(Data listing)
########################################

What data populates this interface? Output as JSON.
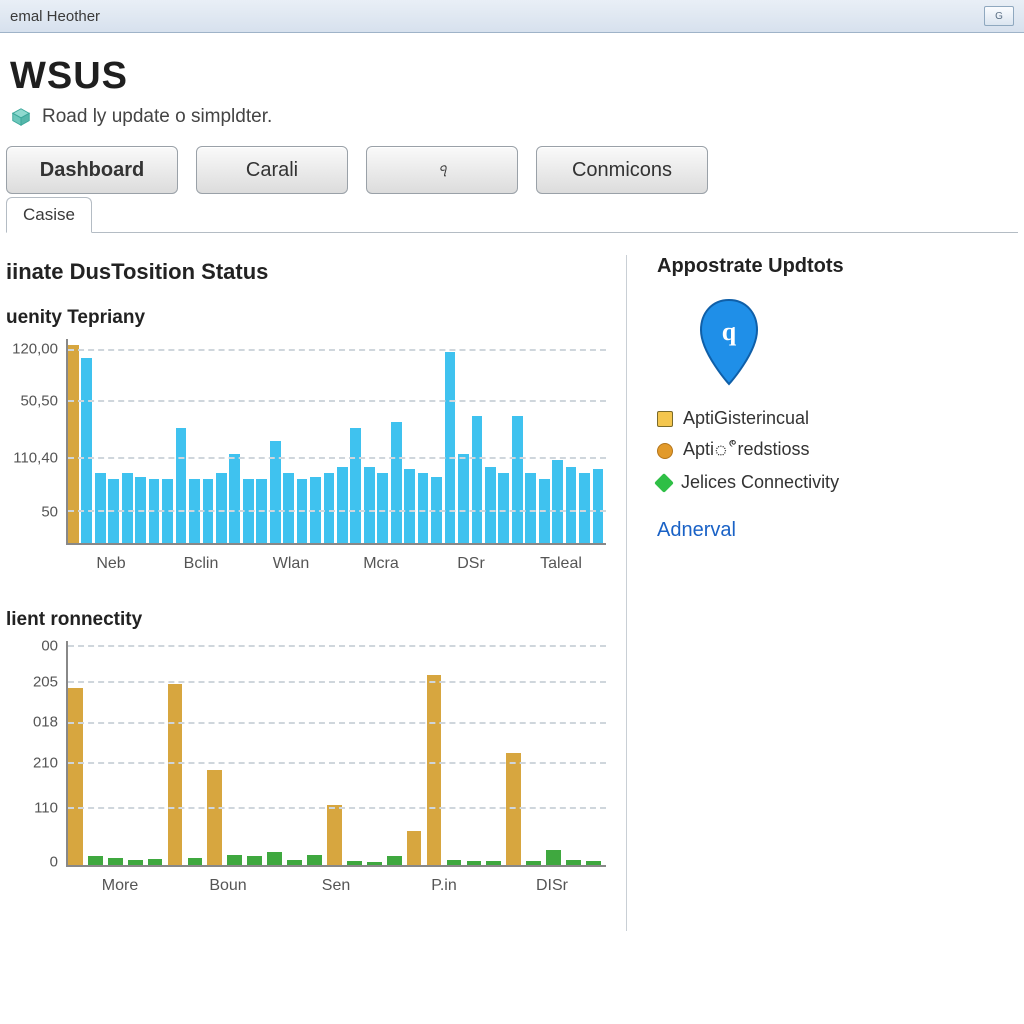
{
  "titlebar": {
    "text": "emal Heother",
    "min_label": "G"
  },
  "header": {
    "app_title": "WSUS",
    "subtitle": "Road ly update o simpldter."
  },
  "toolbar": {
    "dashboard": "Dashboard",
    "carali": "Carali",
    "iconbtn_glyph": "ঀ",
    "conmicons": "Conmicons"
  },
  "tabs": {
    "active": "Casise"
  },
  "main": {
    "status_title": "iinate DusTosition Status",
    "chart1_title": "uenity Tepriany",
    "chart2_title": "lient ronnectity"
  },
  "right": {
    "title": "Appostrate Updtots",
    "legend": [
      "AptiGisterincual",
      "Aptiீredstioss",
      "Jelices Connectivity"
    ],
    "link": "Adnerval"
  },
  "colors": {
    "bar_blue": "#3fc2ef",
    "bar_gold": "#d7a63f",
    "bar_green": "#3fa83f"
  },
  "chart_data": [
    {
      "type": "bar",
      "title": "uenity Tepriany",
      "xlabel": "",
      "ylabel": "",
      "y_ticks": [
        "120,00",
        "50,50",
        "110,40",
        "50"
      ],
      "ylim": [
        0,
        160
      ],
      "categories": [
        "Neb",
        "Bclin",
        "Wlan",
        "Mcra",
        "DSr",
        "Taleal"
      ],
      "values": [
        155,
        145,
        55,
        50,
        55,
        52,
        50,
        50,
        90,
        50,
        50,
        55,
        70,
        50,
        50,
        80,
        55,
        50,
        52,
        55,
        60,
        90,
        60,
        55,
        95,
        58,
        55,
        52,
        150,
        70,
        100,
        60,
        55,
        100,
        55,
        50,
        65,
        60,
        55,
        58
      ],
      "series": [
        {
          "name": "main",
          "color": "#3fc2ef"
        },
        {
          "name": "highlight",
          "color": "#d7a63f",
          "indices": [
            0
          ]
        }
      ]
    },
    {
      "type": "bar",
      "title": "lient ronnectity",
      "xlabel": "",
      "ylabel": "",
      "y_ticks": [
        "00",
        "205",
        "018",
        "210",
        "110",
        "0"
      ],
      "ylim": [
        0,
        260
      ],
      "categories": [
        "More",
        "Boun",
        "Sen",
        "P.in",
        "DISr"
      ],
      "series": [
        {
          "name": "gold",
          "color": "#d7a63f",
          "x": [
            0,
            5,
            7,
            13,
            17,
            18,
            22
          ],
          "values": [
            205,
            210,
            110,
            70,
            40,
            220,
            130
          ]
        },
        {
          "name": "green",
          "color": "#3fa83f",
          "x": [
            1,
            2,
            3,
            4,
            6,
            8,
            9,
            10,
            11,
            12,
            14,
            15,
            16,
            19,
            20,
            21,
            23,
            24,
            25,
            26
          ],
          "values": [
            10,
            8,
            6,
            7,
            8,
            12,
            10,
            15,
            6,
            12,
            5,
            4,
            10,
            6,
            5,
            5,
            5,
            18,
            6,
            5
          ]
        }
      ]
    }
  ]
}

########################################

Repeat the data exactly, excluding the pictures.

● **WORKED SOLUTION**:
What data populates this interface? Output as JSON.
{
  "titlebar": {
    "text": "emal Heother",
    "min_label": "G"
  },
  "header": {
    "app_title": "WSUS",
    "subtitle": "Road ly update o simpldter."
  },
  "toolbar": {
    "dashboard": "Dashboard",
    "carali": "Carali",
    "iconbtn_glyph": "ঀ",
    "conmicons": "Conmicons"
  },
  "tabs": {
    "active": "Casise"
  },
  "main": {
    "status_title": "iinate DusTosition Status",
    "chart1_title": "uenity Tepriany",
    "chart2_title": "lient ronnectity"
  },
  "right": {
    "title": "Appostrate Updtots",
    "legend": [
      "AptiGisterincual",
      "Aptiீredstioss",
      "Jelices Connectivity"
    ],
    "link": "Adnerval"
  },
  "colors": {
    "bar_blue": "#3fc2ef",
    "bar_gold": "#d7a63f",
    "bar_green": "#3fa83f"
  },
  "chart_data": [
    {
      "type": "bar",
      "title": "uenity Tepriany",
      "xlabel": "",
      "ylabel": "",
      "y_ticks": [
        "120,00",
        "50,50",
        "110,40",
        "50"
      ],
      "ylim": [
        0,
        160
      ],
      "categories": [
        "Neb",
        "Bclin",
        "Wlan",
        "Mcra",
        "DSr",
        "Taleal"
      ],
      "values": [
        155,
        145,
        55,
        50,
        55,
        52,
        50,
        50,
        90,
        50,
        50,
        55,
        70,
        50,
        50,
        80,
        55,
        50,
        52,
        55,
        60,
        90,
        60,
        55,
        95,
        58,
        55,
        52,
        150,
        70,
        100,
        60,
        55,
        100,
        55,
        50,
        65,
        60,
        55,
        58
      ],
      "series": [
        {
          "name": "main",
          "color": "#3fc2ef"
        },
        {
          "name": "highlight",
          "color": "#d7a63f",
          "indices": [
            0
          ]
        }
      ]
    },
    {
      "type": "bar",
      "title": "lient ronnectity",
      "xlabel": "",
      "ylabel": "",
      "y_ticks": [
        "00",
        "205",
        "018",
        "210",
        "110",
        "0"
      ],
      "ylim": [
        0,
        260
      ],
      "categories": [
        "More",
        "Boun",
        "Sen",
        "P.in",
        "DISr"
      ],
      "series": [
        {
          "name": "gold",
          "color": "#d7a63f",
          "x": [
            0,
            5,
            7,
            13,
            17,
            18,
            22
          ],
          "values": [
            205,
            210,
            110,
            70,
            40,
            220,
            130
          ]
        },
        {
          "name": "green",
          "color": "#3fa83f",
          "x": [
            1,
            2,
            3,
            4,
            6,
            8,
            9,
            10,
            11,
            12,
            14,
            15,
            16,
            19,
            20,
            21,
            23,
            24,
            25,
            26
          ],
          "values": [
            10,
            8,
            6,
            7,
            8,
            12,
            10,
            15,
            6,
            12,
            5,
            4,
            10,
            6,
            5,
            5,
            5,
            18,
            6,
            5
          ]
        }
      ]
    }
  ]
}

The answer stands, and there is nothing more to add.